**Source excerpt:**
We should not change the ethics law if the main reason is to make the job of the Ethics Board a little easier (which this bill would not do anyway). Meanwhile, the current standard used by some ethics board members is a good one: “If it’s something you actually want, it’s probably a gift.” That’s a reasonable enough starting point for those who would give or take gifts. The Board of Ethics should use its own mature judgment of these matters rather than ushering in a new generation of across-the-board lower ethical standards.
Don’t exempt an entire profession from the ethics code
A number of professions have tried to seek an exemption from the ethics code in order to avoid problems when contracting to provide services for the government. PAR does not want to see the state burden businesses with complicated or contradictory regulations but is opposed to the exemption of an entire category or profession from the ethics code. More limited solutions may be available.
In an age of privatization of local and state government operations, which may be beneficial, care must be taken to ensure public accountability when government authority and responsibility are delegated to private entities. Whether we are talking about state functions such as prisons or local functions such as municipal management, we would not want to create an environment ripe for unintended consequences.
Prior attempts to enact a blanket exemption tried to exclude certain entire professions from the definition of “public employee” in the ethics law. Public employees include those engaged in the performance of a “governmental function” or those under the supervision or authority of an employee of a governmental entity. An outright professional-class exclusion is too broad a remedy and invites too many possibilities for abuse of good ethics standards. Furthermore, the exclusion of one profession can only invite the interest of other professions seeking similar treatment, resulting in the further erosion of ethics laws intended to hold accountable those who conduct the public’s business.

**Things to do:**
1) Repeat the stretch from "In an age of" through "for unintended consequences." of the ethics-code text, word for word.
2) Render this sentence from the ethics-code text in Spanish: "That’s a reasonable enough starting point for those who would give or take gifts."

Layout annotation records
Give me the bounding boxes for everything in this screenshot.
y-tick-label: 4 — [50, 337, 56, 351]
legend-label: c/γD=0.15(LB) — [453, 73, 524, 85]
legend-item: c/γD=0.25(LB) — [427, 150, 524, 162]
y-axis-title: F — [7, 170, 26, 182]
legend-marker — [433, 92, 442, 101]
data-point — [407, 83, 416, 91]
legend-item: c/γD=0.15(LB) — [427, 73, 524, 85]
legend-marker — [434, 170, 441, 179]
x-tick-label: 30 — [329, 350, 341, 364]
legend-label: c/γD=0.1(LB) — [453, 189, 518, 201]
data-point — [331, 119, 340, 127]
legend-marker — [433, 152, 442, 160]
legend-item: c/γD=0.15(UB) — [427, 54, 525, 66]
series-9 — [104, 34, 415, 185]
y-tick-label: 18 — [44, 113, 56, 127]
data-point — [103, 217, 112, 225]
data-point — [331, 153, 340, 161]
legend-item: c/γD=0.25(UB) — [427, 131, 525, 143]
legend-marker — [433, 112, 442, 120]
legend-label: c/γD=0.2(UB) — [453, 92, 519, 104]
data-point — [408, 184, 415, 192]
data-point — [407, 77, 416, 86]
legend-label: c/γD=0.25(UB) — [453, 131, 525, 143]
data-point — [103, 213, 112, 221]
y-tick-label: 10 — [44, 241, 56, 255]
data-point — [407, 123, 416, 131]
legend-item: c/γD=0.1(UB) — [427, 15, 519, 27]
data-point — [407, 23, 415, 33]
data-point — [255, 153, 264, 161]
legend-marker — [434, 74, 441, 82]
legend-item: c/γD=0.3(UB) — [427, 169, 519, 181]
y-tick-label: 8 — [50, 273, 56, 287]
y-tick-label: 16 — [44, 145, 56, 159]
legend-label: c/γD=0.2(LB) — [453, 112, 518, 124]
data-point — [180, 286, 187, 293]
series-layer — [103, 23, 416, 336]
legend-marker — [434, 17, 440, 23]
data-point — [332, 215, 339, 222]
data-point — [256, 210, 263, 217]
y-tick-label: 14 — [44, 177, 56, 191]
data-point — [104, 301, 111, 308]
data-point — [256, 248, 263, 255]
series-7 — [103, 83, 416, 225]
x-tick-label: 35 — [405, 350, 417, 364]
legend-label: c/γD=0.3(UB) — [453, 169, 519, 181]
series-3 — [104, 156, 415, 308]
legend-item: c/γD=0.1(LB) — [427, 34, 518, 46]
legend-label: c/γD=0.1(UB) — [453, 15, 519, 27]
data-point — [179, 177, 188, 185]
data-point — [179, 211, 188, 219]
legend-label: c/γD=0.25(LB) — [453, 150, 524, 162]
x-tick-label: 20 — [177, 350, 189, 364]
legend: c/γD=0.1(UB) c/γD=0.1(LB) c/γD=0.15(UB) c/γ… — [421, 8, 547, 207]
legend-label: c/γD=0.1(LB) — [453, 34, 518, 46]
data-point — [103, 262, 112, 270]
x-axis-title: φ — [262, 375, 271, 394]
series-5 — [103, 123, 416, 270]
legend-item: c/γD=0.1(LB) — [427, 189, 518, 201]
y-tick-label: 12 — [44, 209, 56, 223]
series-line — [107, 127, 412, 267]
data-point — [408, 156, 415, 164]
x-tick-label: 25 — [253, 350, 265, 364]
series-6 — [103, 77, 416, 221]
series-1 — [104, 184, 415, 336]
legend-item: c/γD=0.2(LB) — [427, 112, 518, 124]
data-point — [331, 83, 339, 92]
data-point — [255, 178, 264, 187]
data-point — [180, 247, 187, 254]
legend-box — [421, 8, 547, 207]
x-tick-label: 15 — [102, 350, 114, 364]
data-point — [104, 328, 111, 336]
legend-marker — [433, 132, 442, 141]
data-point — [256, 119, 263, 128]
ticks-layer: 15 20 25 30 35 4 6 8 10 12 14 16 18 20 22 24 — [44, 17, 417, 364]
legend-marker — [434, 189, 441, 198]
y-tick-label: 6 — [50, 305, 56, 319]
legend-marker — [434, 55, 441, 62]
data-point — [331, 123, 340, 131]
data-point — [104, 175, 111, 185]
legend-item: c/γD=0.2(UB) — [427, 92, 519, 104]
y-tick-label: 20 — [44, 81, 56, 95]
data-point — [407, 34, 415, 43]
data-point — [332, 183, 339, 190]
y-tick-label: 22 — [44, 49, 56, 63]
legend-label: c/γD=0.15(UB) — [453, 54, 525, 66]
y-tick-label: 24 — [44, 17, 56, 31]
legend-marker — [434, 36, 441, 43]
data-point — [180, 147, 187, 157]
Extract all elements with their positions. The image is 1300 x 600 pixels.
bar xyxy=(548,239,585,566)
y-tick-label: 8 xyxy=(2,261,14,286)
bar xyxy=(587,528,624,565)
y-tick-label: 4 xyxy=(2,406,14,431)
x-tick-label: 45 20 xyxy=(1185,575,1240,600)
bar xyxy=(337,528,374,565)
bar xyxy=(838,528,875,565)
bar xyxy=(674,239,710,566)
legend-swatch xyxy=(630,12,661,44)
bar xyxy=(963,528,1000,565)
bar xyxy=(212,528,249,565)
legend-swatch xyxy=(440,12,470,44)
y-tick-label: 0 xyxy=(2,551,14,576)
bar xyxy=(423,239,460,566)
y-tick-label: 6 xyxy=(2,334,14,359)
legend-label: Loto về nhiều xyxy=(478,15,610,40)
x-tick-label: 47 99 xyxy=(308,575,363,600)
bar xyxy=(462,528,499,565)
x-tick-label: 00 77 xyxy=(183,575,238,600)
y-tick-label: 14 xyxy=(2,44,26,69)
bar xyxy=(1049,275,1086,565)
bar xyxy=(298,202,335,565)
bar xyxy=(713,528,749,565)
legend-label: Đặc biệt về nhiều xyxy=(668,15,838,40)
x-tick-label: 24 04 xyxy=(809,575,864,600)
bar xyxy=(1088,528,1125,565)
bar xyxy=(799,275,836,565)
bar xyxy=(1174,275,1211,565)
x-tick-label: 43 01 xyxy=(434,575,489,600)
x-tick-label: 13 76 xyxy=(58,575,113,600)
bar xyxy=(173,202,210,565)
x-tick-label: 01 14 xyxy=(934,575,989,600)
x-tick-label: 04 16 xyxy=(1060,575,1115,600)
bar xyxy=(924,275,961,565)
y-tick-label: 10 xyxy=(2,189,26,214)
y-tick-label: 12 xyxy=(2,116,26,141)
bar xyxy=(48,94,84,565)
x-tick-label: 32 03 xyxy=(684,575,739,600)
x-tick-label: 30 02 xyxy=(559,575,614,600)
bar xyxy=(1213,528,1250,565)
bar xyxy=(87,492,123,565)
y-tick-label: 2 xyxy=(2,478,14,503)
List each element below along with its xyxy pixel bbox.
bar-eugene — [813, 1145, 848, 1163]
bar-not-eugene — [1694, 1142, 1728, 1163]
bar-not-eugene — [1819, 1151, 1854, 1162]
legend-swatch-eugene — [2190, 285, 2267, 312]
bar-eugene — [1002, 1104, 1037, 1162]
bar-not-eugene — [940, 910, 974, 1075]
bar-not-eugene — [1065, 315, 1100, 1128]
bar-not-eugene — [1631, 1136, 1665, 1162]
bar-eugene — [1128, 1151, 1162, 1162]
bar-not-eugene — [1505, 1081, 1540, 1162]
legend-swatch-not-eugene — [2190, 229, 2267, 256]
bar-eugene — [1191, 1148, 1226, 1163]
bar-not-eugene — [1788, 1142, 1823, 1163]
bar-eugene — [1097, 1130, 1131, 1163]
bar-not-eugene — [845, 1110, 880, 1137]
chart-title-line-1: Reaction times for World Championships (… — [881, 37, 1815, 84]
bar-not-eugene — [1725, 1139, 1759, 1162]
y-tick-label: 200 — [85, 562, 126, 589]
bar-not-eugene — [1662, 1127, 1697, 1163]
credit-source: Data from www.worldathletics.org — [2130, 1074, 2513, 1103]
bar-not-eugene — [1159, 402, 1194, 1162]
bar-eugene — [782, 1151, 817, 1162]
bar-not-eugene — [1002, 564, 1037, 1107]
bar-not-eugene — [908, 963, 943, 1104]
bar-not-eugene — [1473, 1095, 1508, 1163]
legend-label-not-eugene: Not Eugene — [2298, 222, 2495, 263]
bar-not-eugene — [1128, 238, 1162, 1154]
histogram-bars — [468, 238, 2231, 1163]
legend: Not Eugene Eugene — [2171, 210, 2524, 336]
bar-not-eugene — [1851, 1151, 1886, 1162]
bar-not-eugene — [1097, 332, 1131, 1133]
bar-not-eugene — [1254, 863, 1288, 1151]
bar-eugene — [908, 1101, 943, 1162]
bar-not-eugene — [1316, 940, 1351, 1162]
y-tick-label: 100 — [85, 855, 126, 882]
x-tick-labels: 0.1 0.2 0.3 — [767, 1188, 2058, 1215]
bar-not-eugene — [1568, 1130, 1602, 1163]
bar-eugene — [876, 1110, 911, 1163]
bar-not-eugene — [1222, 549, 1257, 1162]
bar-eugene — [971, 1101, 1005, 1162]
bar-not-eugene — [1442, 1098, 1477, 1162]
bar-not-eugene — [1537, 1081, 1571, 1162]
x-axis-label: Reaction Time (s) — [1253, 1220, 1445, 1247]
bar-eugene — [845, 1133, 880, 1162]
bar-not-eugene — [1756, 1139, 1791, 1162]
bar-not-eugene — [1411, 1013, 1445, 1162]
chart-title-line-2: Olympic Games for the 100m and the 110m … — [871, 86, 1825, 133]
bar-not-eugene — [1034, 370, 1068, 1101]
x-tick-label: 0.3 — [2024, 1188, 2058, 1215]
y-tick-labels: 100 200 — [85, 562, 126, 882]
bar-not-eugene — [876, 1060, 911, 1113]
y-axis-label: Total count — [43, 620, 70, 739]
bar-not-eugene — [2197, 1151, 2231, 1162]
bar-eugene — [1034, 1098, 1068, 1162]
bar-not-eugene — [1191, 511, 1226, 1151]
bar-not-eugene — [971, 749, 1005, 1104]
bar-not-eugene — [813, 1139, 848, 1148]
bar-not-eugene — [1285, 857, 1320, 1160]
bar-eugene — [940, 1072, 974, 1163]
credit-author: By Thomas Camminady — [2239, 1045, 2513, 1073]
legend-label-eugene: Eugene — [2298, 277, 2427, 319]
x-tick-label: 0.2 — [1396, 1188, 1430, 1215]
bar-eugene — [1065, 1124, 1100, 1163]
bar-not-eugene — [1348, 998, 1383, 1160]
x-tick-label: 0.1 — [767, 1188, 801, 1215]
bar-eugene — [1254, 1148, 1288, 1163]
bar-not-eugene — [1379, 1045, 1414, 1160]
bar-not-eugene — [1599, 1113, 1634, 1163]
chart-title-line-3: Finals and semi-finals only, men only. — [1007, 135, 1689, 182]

**In response:**
1)
In an age of privatization of local and state government operations, which may be beneficial, care must be taken to ensure public accountability when government authority and responsibility are delegated to private entities. Whether we are talking about state functions such as prisons or local functions such as municipal management, we would not want to create an environment ripe for unintended consequences.

2) Ese es un punto de partida bastante razonable para quienes darían o recibirían regalos.